• **GIVEN INSTRUCTION**: Give back the records below exactly, every one, with no pictures.

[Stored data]
──────────

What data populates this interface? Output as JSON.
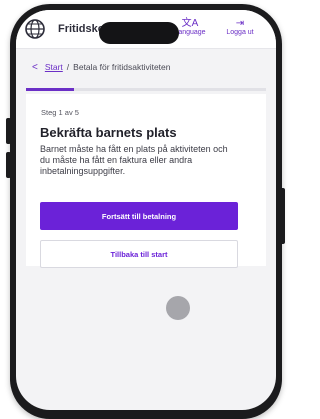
{
  "header": {
    "app_title": "Fritidsko",
    "language_icon": "translate-icon",
    "language_label": "Language",
    "login_icon": "login-icon",
    "login_label": "Logga ut"
  },
  "breadcrumb": {
    "back_icon": "chevron-left-icon",
    "home_label": "Start",
    "separator": "/",
    "current_label": "Betala för fritidsaktiviteten"
  },
  "progress": {
    "current_step": 1,
    "total_steps": 5,
    "fraction": 0.2
  },
  "card": {
    "step_label": "Steg 1 av 5",
    "title": "Bekräfta barnets plats",
    "description": "Barnet måste ha fått en plats på aktiviteten och du måste ha fått en faktura eller andra inbetalningsuppgifter.",
    "primary_button": "Fortsätt till betalning",
    "secondary_button": "Tillbaka till start"
  },
  "colors": {
    "accent": "#6b22d8",
    "background": "#f3f3f5",
    "frame": "#1b1b1d"
  }
}
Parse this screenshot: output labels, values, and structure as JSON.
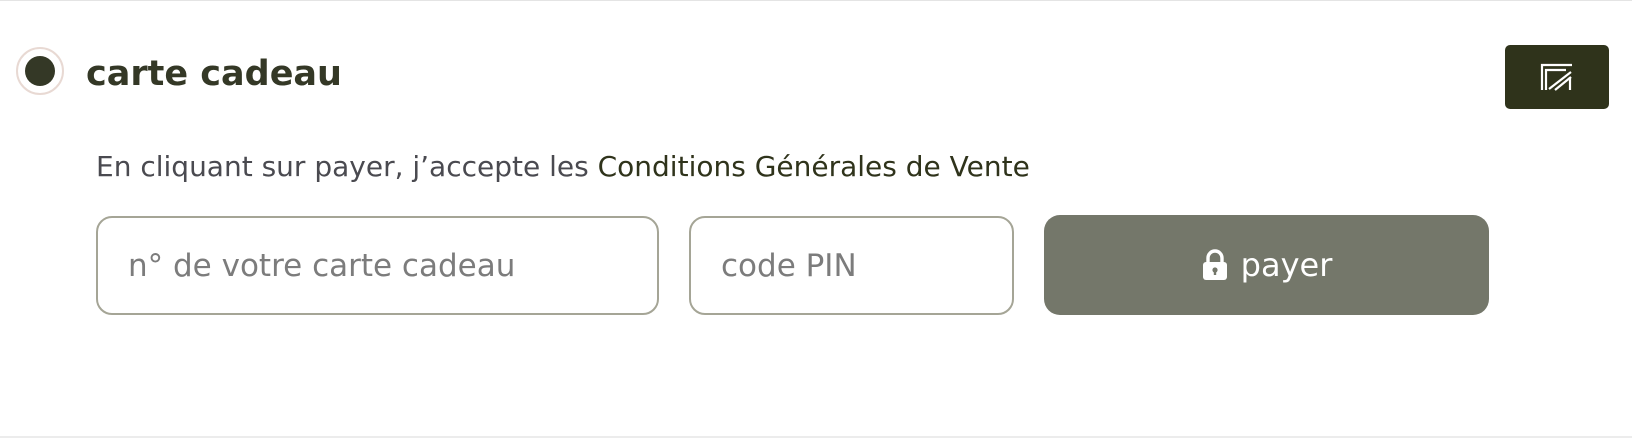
{
  "payment_option": {
    "title": "carte cadeau",
    "selected": true
  },
  "brand_badge": {
    "icon": "brand-logo-icon",
    "background": "#2f331b"
  },
  "terms": {
    "prefix": "En cliquant sur payer, j’accepte les ",
    "link_text": "Conditions Générales de Vente"
  },
  "form": {
    "card_number": {
      "placeholder": "n° de votre carte cadeau",
      "value": ""
    },
    "pin": {
      "placeholder": "code PIN",
      "value": ""
    },
    "pay_button": {
      "label": "payer",
      "icon": "lock-icon",
      "background": "#74776a"
    }
  },
  "colors": {
    "primary_dark": "#343826",
    "text_muted": "#4a4a50",
    "input_border": "#a5a596"
  }
}
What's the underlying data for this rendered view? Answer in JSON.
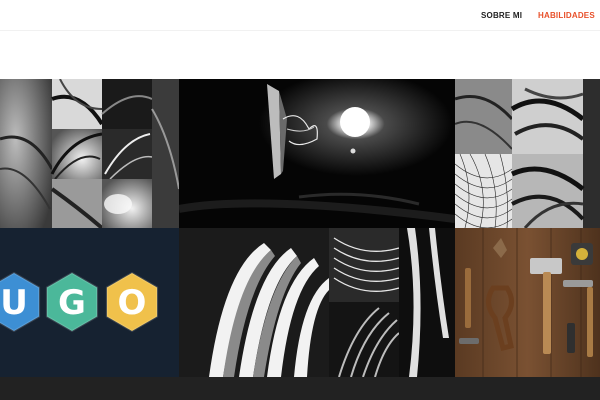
{
  "nav": {
    "items": [
      {
        "label": "SOBRE MI",
        "active": false
      },
      {
        "label": "HABILIDADES",
        "active": true
      }
    ],
    "active_color": "#e8502a"
  },
  "portfolio": {
    "tiles": [
      {
        "name": "bw-collage-curves",
        "style": "black-and-white"
      },
      {
        "name": "light-in-dark-sculpture",
        "style": "black-and-white"
      },
      {
        "name": "bw-collage-strands",
        "style": "black-and-white"
      },
      {
        "name": "hugo-logo",
        "letters": [
          "U",
          "G",
          "O"
        ],
        "colors": [
          "#3d8fd4",
          "#4bb89a",
          "#f0c14b"
        ]
      },
      {
        "name": "bw-strips-collage",
        "style": "black-and-white"
      },
      {
        "name": "tools-on-wood",
        "style": "color"
      }
    ]
  },
  "colors": {
    "logo_tile_bg": "#162231",
    "footer_bg": "#222222"
  }
}
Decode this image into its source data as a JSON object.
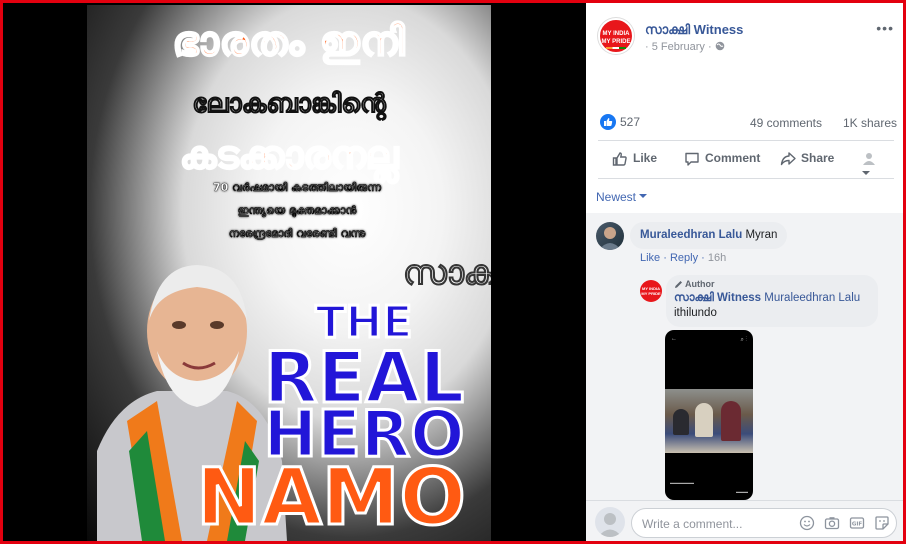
{
  "poster": {
    "line1": "ഭാരതം ഇനി",
    "line2": "ലോകബാങ്കിന്റെ",
    "line3": "കടക്കാരനല്ല",
    "line4": "70 വർഷമായി കടത്തിലായിരുന്ന",
    "line5": "ഇന്ത്യയെ മുക്തമാക്കാൻ",
    "line6": "നരേന്ദ്രമോദി വരേണ്ടി വന്നു",
    "watermark": "സാക്ഷി",
    "hero_the": "THE",
    "hero_real": "REAL",
    "hero_hero": "HERO",
    "hero_namo": "NAMO"
  },
  "post": {
    "page_name": "സാക്ഷി Witness",
    "date": "5 February",
    "date_separator": "·",
    "avatar_text": "MY INDIA MY PRIDE",
    "more": "•••"
  },
  "stats": {
    "reactions": "527",
    "comments": "49 comments",
    "shares": "1K shares"
  },
  "actions": {
    "like": "Like",
    "comment": "Comment",
    "share": "Share"
  },
  "sort": {
    "label": "Newest"
  },
  "comment1": {
    "author": "Muraleedhran Lalu",
    "text": "Myran",
    "like": "Like",
    "reply": "Reply",
    "time": "16h"
  },
  "comment2": {
    "author_tag": "Author",
    "author": "സാക്ഷി Witness",
    "mention": "Muraleedhran Lalu",
    "text": "ithilundo",
    "avatar_text": "MY INDIA MY PRIDE"
  },
  "composer": {
    "placeholder": "Write a comment..."
  },
  "colors": {
    "link": "#385898",
    "accent_red": "#e3000f",
    "poster_orange": "#ff5a12",
    "poster_blue": "#2216d8"
  },
  "icons": {
    "like": "thumbs-up-icon",
    "comment": "speech-bubble-icon",
    "share": "share-arrow-icon",
    "audience": "globe-icon"
  }
}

──────────

• **WORKED ANSWER**:
What data populates this interface? Output as JSON.
{
  "header": {
    "app_title": "Fritidsko",
    "language_icon": "translate-icon",
    "language_label": "Language",
    "login_icon": "login-icon",
    "login_label": "Logga ut"
  },
  "breadcrumb": {
    "back_icon": "chevron-left-icon",
    "home_label": "Start",
    "separator": "/",
    "current_label": "Betala för fritidsaktiviteten"
  },
  "progress": {
    "current_step": 1,
    "total_steps": 5,
    "fraction": 0.2
  },
  "card": {
    "step_label": "Steg 1 av 5",
    "title": "Bekräfta barnets plats",
    "description": "Barnet måste ha fått en plats på aktiviteten och du måste ha fått en faktura eller andra inbetalningsuppgifter.",
    "primary_button": "Fortsätt till betalning",
    "secondary_button": "Tillbaka till start"
  },
  "colors": {
    "accent": "#6b22d8",
    "background": "#f3f3f5",
    "frame": "#1b1b1d"
  }
}
Parse this screenshot: output labels, values, and structure as JSON.
{
  "payment_option": {
    "title": "carte cadeau",
    "selected": true
  },
  "brand_badge": {
    "icon": "brand-logo-icon",
    "background": "#2f331b"
  },
  "terms": {
    "prefix": "En cliquant sur payer, j’accepte les ",
    "link_text": "Conditions Générales de Vente"
  },
  "form": {
    "card_number": {
      "placeholder": "n° de votre carte cadeau",
      "value": ""
    },
    "pin": {
      "placeholder": "code PIN",
      "value": ""
    },
    "pay_button": {
      "label": "payer",
      "icon": "lock-icon",
      "background": "#74776a"
    }
  },
  "colors": {
    "primary_dark": "#343826",
    "text_muted": "#4a4a50",
    "input_border": "#a5a596"
  }
}
What's the underlying data for this rendered view? Answer in JSON.
{
  "nav": {
    "items": [
      {
        "label": "SOBRE MI",
        "active": false
      },
      {
        "label": "HABILIDADES",
        "active": true
      }
    ],
    "active_color": "#e8502a"
  },
  "portfolio": {
    "tiles": [
      {
        "name": "bw-collage-curves",
        "style": "black-and-white"
      },
      {
        "name": "light-in-dark-sculpture",
        "style": "black-and-white"
      },
      {
        "name": "bw-collage-strands",
        "style": "black-and-white"
      },
      {
        "name": "hugo-logo",
        "letters": [
          "U",
          "G",
          "O"
        ],
        "colors": [
          "#3d8fd4",
          "#4bb89a",
          "#f0c14b"
        ]
      },
      {
        "name": "bw-strips-collage",
        "style": "black-and-white"
      },
      {
        "name": "tools-on-wood",
        "style": "color"
      }
    ]
  },
  "colors": {
    "logo_tile_bg": "#162231",
    "footer_bg": "#222222"
  }
}
Decode this image into its source data as a JSON object.
{
  "poster": {
    "line1": "ഭാരതം ഇനി",
    "line2": "ലോകബാങ്കിന്റെ",
    "line3": "കടക്കാരനല്ല",
    "line4": "70 വർഷമായി കടത്തിലായിരുന്ന",
    "line5": "ഇന്ത്യയെ മുക്തമാക്കാൻ",
    "line6": "നരേന്ദ്രമോദി വരേണ്ടി വന്നു",
    "watermark": "സാക്ഷി",
    "hero_the": "THE",
    "hero_real": "REAL",
    "hero_hero": "HERO",
    "hero_namo": "NAMO"
  },
  "post": {
    "page_name": "സാക്ഷി Witness",
    "date": "5 February",
    "date_separator": "·",
    "avatar_text": "MY INDIA MY PRIDE",
    "more": "•••"
  },
  "stats": {
    "reactions": "527",
    "comments": "49 comments",
    "shares": "1K shares"
  },
  "actions": {
    "like": "Like",
    "comment": "Comment",
    "share": "Share"
  },
  "sort": {
    "label": "Newest"
  },
  "comment1": {
    "author": "Muraleedhran Lalu",
    "text": "Myran",
    "like": "Like",
    "reply": "Reply",
    "time": "16h"
  },
  "comment2": {
    "author_tag": "Author",
    "author": "സാക്ഷി Witness",
    "mention": "Muraleedhran Lalu",
    "text": "ithilundo",
    "avatar_text": "MY INDIA MY PRIDE"
  },
  "composer": {
    "placeholder": "Write a comment..."
  },
  "colors": {
    "link": "#385898",
    "accent_red": "#e3000f",
    "poster_orange": "#ff5a12",
    "poster_blue": "#2216d8"
  },
  "icons": {
    "like": "thumbs-up-icon",
    "comment": "speech-bubble-icon",
    "share": "share-arrow-icon",
    "audience": "globe-icon"
  }
}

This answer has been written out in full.